PROMPT: Every line of the material is to be quoted verbatim, minus the pictures.

MATERIALS PROVIDED:
##############################
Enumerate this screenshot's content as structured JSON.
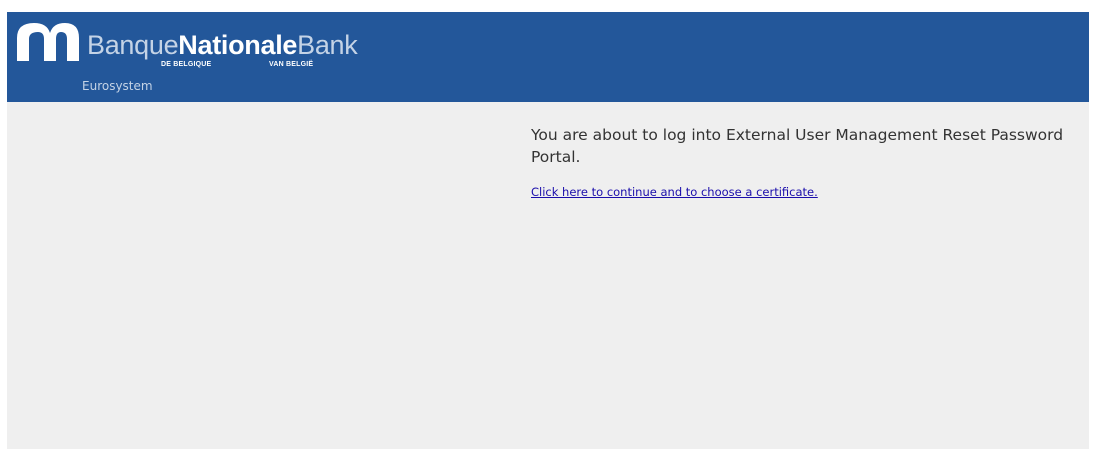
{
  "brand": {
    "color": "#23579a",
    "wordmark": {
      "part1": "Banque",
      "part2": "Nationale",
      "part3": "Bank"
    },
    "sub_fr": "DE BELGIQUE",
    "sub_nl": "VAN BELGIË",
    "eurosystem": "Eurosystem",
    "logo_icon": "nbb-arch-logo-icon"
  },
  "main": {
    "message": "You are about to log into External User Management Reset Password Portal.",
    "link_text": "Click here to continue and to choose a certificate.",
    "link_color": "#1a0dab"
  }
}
##############################
SOLVED EXERCISE:
Enumerate this screenshot's content as structured JSON.
{
  "brand": {
    "color": "#23579a",
    "wordmark": {
      "part1": "Banque",
      "part2": "Nationale",
      "part3": "Bank"
    },
    "sub_fr": "DE BELGIQUE",
    "sub_nl": "VAN BELGIË",
    "eurosystem": "Eurosystem",
    "logo_icon": "nbb-arch-logo-icon"
  },
  "main": {
    "message": "You are about to log into External User Management Reset Password Portal.",
    "link_text": "Click here to continue and to choose a certificate.",
    "link_color": "#1a0dab"
  }
}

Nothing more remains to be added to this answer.